■ **WHAT IS ASKED**
Search the material for the string "half", then return every line where it is found.

-------- EXERCISE MATERIAL

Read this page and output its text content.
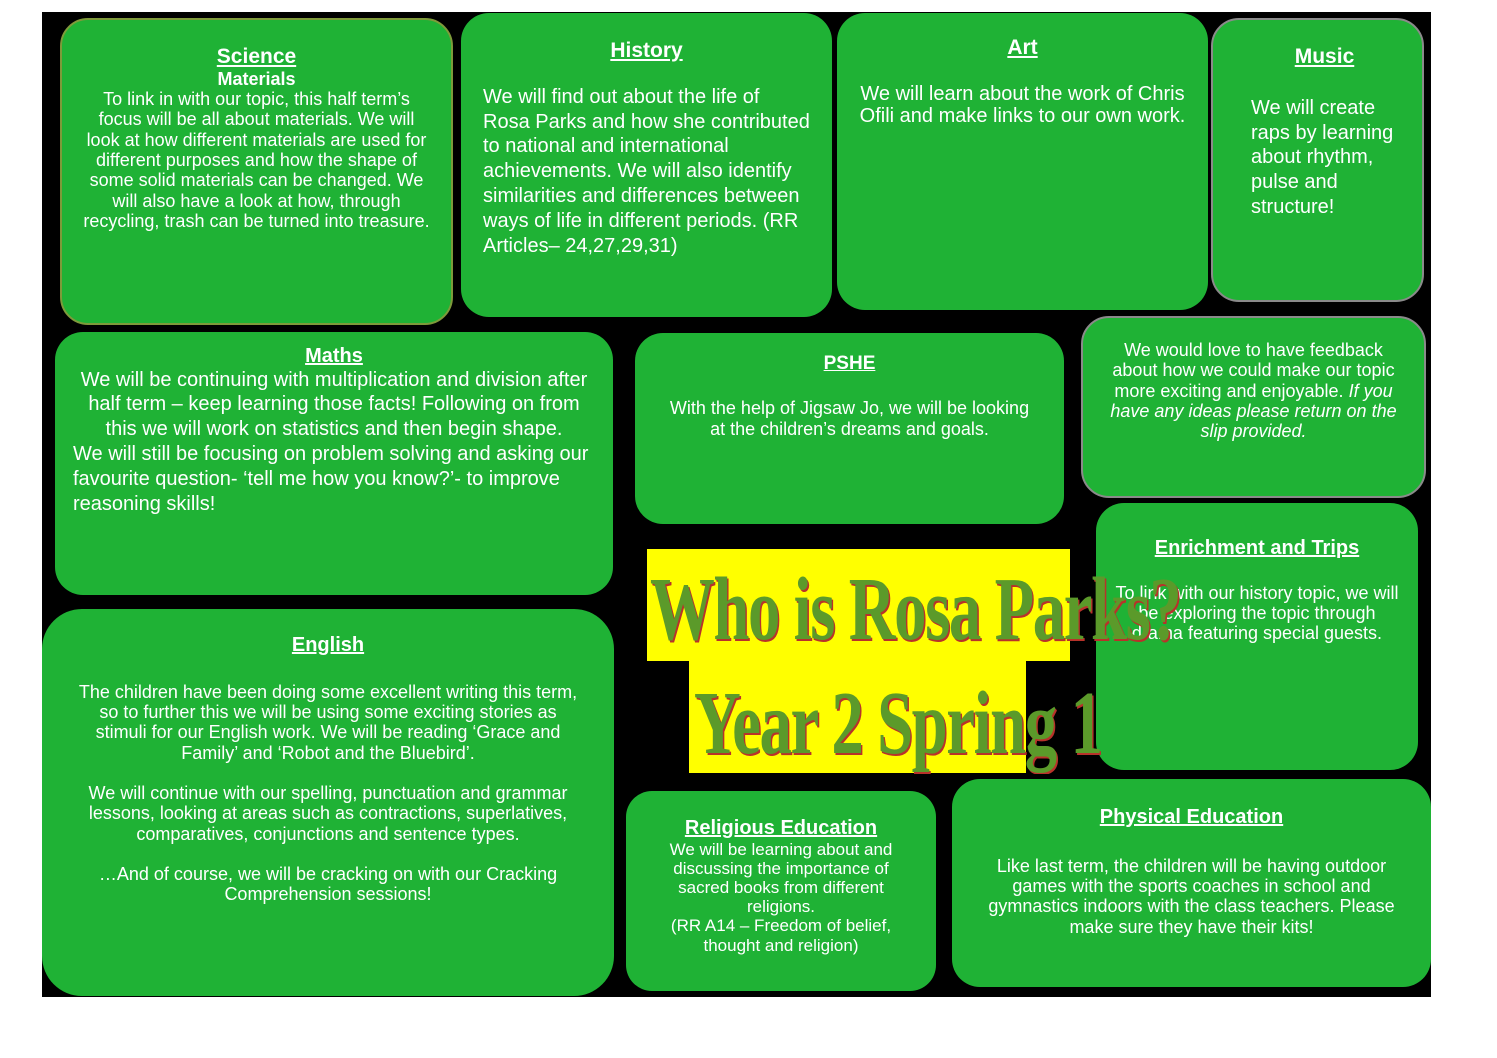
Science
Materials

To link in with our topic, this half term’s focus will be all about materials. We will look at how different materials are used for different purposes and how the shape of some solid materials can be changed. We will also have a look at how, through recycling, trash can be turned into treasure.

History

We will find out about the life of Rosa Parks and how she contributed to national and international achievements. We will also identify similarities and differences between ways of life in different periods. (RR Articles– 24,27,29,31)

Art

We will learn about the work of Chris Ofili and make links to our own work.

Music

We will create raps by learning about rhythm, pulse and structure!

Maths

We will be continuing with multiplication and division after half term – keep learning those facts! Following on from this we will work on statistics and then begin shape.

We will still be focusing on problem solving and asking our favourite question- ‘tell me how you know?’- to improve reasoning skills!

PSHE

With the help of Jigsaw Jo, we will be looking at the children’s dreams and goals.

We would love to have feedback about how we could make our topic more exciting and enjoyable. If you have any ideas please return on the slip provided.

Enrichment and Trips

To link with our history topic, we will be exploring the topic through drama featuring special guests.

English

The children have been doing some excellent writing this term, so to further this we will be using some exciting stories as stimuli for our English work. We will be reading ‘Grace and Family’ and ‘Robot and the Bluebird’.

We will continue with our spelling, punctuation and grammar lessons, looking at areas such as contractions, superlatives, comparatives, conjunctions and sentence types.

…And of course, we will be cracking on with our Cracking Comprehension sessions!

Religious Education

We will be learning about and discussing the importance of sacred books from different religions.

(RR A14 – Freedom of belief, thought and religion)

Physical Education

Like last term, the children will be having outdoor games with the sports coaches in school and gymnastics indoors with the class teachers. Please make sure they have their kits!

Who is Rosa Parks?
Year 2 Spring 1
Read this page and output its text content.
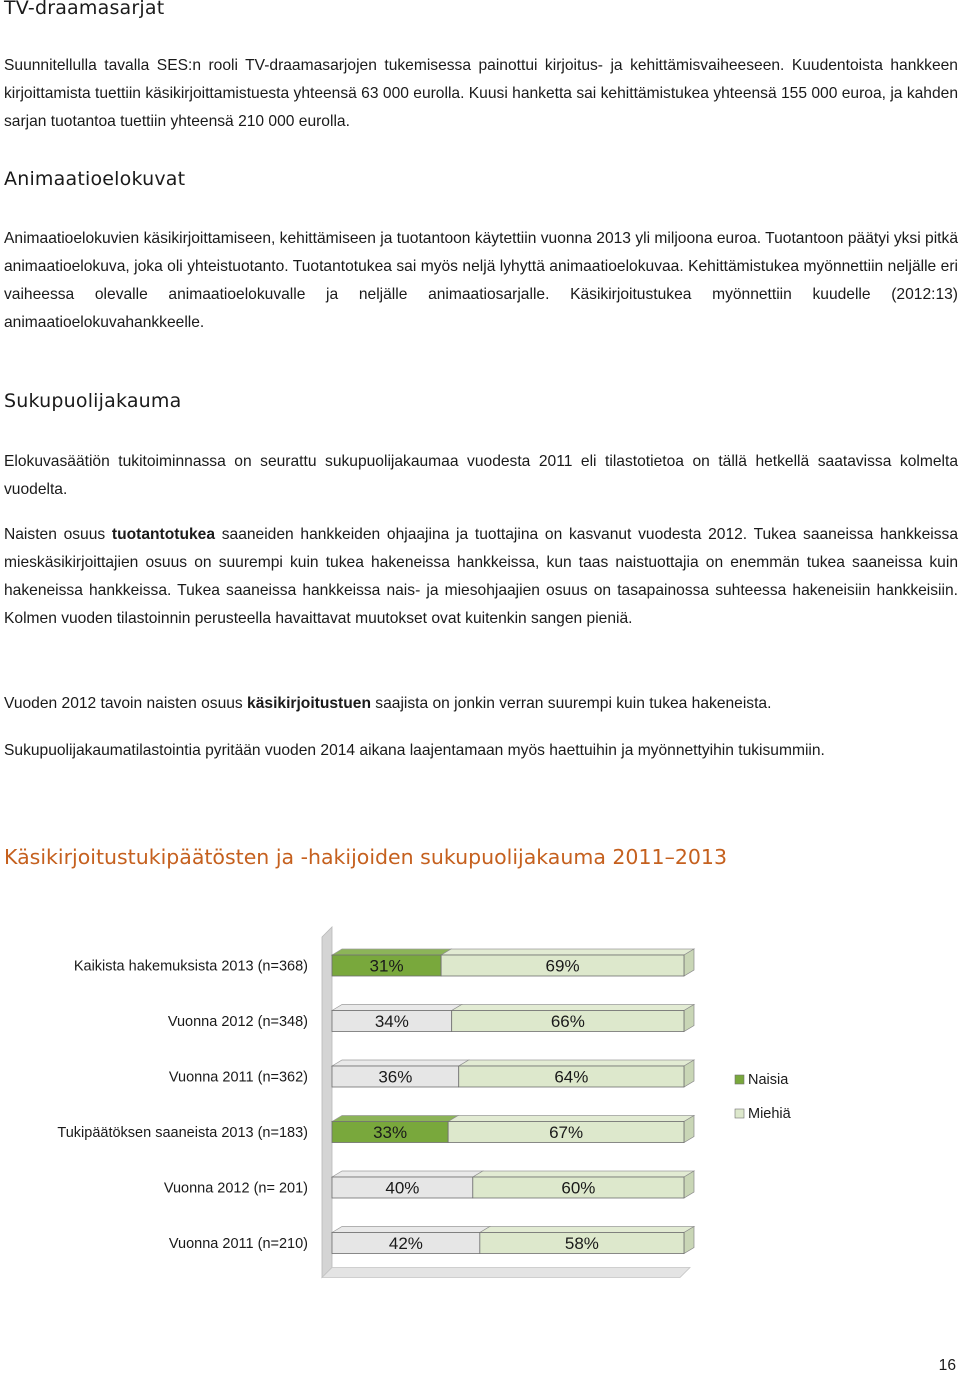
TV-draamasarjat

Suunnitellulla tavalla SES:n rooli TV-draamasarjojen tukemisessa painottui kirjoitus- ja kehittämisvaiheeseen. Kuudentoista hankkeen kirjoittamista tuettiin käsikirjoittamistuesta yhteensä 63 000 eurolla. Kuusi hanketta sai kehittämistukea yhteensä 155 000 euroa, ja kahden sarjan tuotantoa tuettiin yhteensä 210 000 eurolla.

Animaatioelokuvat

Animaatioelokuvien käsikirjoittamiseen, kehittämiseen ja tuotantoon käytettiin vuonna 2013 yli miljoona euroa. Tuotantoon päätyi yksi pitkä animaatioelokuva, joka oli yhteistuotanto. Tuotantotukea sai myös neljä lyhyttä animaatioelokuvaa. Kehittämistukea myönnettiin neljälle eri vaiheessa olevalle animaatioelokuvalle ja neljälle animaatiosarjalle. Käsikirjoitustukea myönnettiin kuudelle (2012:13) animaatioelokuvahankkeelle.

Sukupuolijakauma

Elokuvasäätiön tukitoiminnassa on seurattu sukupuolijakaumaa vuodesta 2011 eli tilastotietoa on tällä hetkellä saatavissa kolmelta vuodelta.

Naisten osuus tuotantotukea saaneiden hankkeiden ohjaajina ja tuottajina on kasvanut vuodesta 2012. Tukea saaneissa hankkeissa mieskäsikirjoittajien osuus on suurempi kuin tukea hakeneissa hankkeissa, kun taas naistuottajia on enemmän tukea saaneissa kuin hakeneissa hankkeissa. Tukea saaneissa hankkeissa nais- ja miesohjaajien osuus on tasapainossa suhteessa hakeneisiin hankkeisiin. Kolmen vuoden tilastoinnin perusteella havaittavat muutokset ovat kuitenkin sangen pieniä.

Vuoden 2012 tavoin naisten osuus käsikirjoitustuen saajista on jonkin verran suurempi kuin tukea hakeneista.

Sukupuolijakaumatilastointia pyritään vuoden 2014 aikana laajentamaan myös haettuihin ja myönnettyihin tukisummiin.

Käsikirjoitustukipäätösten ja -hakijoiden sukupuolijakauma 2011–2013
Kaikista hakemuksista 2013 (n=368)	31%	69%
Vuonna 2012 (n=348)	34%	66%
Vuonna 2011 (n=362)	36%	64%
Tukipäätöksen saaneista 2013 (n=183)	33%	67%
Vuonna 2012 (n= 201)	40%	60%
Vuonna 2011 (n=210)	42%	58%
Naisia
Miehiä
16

----------------
-------- EXERCISE MATERIAL

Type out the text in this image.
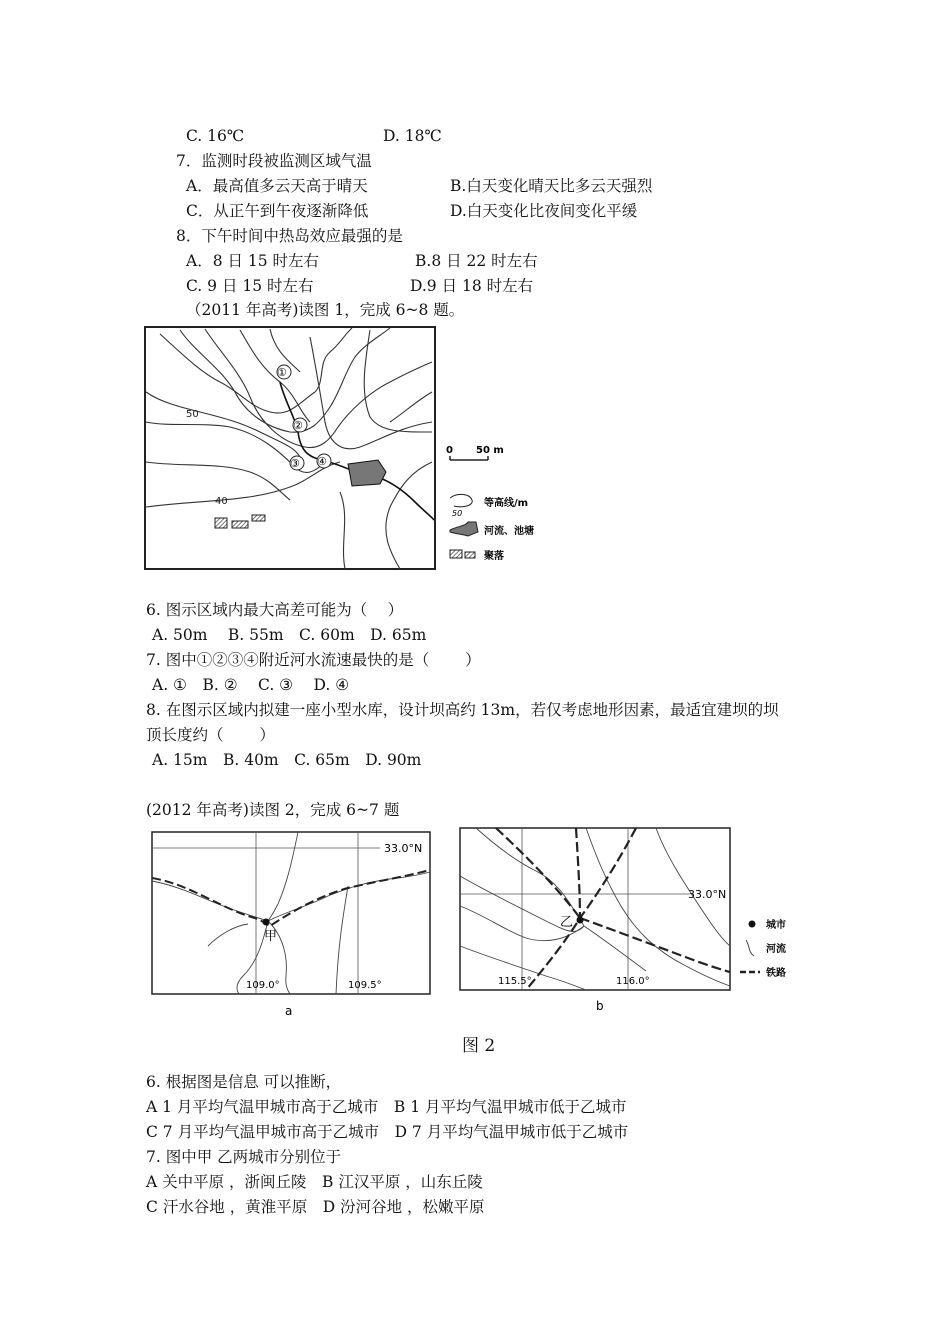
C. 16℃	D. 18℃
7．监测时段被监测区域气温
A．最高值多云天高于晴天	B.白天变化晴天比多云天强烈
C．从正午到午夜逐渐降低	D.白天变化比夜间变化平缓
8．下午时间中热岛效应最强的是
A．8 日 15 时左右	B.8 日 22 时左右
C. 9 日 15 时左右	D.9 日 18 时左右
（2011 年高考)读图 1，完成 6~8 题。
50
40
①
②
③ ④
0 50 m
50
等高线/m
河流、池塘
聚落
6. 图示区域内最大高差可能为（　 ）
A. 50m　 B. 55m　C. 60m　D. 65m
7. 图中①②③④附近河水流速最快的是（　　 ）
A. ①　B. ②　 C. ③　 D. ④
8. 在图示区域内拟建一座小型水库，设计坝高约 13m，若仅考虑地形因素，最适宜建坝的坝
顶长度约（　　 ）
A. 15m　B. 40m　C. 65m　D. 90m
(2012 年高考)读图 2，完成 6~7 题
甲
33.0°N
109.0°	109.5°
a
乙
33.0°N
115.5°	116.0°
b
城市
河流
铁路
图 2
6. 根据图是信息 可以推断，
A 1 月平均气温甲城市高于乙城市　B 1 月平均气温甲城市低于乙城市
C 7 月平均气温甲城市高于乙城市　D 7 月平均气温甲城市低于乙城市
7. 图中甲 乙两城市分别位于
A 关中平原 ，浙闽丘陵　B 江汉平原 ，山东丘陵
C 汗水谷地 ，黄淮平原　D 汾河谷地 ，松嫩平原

----------------

■ **TASK SOLUTION**
To link in with our topic, this half term’s focus will be all about materials. We will look at how different materials are used for different purposes and how the shape of some solid materials can be changed. We will also have a look at how, through recycling, trash can be turned into treasure.
We will be continuing with multiplication and division after half term – keep learning those facts! Following on from this we will work on statistics and then begin shape.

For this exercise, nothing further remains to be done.